▸ **TO BE DONE**: Using the listing beneath this task, count the lines with the word "военного" and write only the result.

▸ **STORED RECORDS**:
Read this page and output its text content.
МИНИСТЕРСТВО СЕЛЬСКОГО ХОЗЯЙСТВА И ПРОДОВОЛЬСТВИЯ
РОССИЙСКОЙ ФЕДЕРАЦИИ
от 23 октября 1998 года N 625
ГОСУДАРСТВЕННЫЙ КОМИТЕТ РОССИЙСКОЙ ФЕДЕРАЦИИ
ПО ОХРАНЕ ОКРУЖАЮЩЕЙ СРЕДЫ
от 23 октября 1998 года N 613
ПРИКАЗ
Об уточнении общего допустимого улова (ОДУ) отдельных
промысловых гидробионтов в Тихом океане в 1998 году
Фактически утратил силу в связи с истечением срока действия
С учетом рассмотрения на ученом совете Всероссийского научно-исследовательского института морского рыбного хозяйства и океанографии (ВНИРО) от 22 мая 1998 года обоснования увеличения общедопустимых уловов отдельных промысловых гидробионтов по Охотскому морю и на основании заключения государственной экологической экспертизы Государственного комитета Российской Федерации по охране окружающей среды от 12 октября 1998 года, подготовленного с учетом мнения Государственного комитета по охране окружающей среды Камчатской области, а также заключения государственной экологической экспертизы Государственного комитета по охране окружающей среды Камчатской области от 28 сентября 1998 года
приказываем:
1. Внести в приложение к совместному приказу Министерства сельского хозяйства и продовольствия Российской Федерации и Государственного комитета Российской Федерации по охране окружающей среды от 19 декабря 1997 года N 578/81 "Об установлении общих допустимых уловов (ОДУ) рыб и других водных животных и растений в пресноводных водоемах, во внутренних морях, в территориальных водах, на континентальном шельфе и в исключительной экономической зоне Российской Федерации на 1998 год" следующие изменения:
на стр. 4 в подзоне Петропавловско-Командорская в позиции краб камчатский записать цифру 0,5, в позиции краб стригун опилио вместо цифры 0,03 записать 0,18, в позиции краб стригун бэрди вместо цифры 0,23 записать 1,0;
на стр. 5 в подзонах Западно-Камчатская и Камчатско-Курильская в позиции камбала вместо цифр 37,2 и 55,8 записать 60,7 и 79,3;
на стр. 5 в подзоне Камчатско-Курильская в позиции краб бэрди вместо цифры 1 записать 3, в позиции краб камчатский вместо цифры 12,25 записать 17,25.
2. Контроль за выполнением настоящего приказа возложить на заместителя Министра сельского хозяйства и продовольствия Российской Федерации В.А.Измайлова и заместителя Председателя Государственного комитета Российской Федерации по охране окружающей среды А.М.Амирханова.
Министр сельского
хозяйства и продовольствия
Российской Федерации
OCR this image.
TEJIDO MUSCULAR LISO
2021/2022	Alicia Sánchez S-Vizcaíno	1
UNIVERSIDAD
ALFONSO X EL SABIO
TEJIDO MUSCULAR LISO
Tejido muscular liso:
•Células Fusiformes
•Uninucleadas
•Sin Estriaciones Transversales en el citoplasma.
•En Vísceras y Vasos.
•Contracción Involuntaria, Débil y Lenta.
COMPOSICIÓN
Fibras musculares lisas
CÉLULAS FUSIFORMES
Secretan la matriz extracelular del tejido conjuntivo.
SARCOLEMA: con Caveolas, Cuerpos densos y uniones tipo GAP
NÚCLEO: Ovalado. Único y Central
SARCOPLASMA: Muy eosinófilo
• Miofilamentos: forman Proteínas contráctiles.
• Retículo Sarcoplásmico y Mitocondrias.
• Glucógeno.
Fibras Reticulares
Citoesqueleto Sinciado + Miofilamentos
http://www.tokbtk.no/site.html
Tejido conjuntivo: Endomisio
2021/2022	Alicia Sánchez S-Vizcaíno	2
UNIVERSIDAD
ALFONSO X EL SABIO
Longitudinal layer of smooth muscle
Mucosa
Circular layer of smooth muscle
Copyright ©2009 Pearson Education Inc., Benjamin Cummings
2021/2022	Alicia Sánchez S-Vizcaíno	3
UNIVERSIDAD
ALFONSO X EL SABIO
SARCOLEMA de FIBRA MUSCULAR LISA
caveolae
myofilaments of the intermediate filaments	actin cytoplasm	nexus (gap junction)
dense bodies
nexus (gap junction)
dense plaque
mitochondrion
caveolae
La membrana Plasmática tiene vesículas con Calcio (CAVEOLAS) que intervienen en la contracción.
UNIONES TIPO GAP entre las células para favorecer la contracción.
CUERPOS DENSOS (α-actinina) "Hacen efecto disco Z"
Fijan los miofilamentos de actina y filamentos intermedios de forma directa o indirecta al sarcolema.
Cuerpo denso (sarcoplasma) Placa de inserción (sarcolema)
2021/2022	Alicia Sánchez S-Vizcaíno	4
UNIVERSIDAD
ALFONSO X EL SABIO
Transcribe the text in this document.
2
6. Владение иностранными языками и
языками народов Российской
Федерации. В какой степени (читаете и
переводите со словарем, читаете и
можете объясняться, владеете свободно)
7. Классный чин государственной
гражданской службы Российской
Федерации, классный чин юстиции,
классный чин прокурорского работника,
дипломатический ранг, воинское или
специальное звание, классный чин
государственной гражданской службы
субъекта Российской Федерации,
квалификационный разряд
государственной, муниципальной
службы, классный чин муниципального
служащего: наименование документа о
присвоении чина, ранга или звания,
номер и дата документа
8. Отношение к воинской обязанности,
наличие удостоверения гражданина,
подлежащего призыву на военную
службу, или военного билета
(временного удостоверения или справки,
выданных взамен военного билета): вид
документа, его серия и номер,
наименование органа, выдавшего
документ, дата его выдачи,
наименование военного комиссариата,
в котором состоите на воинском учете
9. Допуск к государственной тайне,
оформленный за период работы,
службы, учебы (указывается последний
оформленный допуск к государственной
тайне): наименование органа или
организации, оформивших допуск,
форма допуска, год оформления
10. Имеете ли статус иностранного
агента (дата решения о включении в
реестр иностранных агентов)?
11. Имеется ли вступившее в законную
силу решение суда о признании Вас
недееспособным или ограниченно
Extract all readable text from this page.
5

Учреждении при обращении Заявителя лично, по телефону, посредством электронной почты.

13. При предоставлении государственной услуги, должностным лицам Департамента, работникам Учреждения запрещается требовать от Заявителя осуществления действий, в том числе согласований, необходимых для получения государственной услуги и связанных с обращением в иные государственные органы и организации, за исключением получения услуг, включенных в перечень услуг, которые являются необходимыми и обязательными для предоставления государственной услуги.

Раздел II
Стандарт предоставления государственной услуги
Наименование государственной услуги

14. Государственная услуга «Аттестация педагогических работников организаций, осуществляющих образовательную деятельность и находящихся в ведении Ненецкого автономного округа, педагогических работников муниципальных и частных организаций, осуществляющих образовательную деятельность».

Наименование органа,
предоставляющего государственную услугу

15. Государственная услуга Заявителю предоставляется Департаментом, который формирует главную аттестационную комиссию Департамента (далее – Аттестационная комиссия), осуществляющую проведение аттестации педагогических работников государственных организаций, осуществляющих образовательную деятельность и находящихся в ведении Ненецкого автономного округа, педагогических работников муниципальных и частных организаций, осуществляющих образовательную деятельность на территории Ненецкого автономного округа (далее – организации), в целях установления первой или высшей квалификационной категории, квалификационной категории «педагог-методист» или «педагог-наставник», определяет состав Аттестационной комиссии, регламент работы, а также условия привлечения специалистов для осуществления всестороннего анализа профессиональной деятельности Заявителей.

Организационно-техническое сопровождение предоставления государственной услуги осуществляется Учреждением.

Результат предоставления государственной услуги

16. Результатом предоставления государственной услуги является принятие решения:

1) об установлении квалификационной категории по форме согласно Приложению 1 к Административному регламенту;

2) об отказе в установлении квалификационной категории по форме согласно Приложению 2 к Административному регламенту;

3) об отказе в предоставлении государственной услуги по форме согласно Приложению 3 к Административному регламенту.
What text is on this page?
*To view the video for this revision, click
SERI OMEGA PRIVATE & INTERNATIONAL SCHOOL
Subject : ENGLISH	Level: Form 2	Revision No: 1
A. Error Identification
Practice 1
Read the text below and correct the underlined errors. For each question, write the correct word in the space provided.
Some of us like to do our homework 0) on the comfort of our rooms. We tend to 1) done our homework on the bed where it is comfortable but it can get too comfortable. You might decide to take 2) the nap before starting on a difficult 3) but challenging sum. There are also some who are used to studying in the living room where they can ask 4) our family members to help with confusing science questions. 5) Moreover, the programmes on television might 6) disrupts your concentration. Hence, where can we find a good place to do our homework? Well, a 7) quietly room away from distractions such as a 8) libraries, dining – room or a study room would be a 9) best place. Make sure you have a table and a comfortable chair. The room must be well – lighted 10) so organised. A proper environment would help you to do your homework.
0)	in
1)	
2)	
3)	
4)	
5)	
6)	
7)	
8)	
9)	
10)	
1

▸ **RESPONSE TO THIS EXERCISE**: 3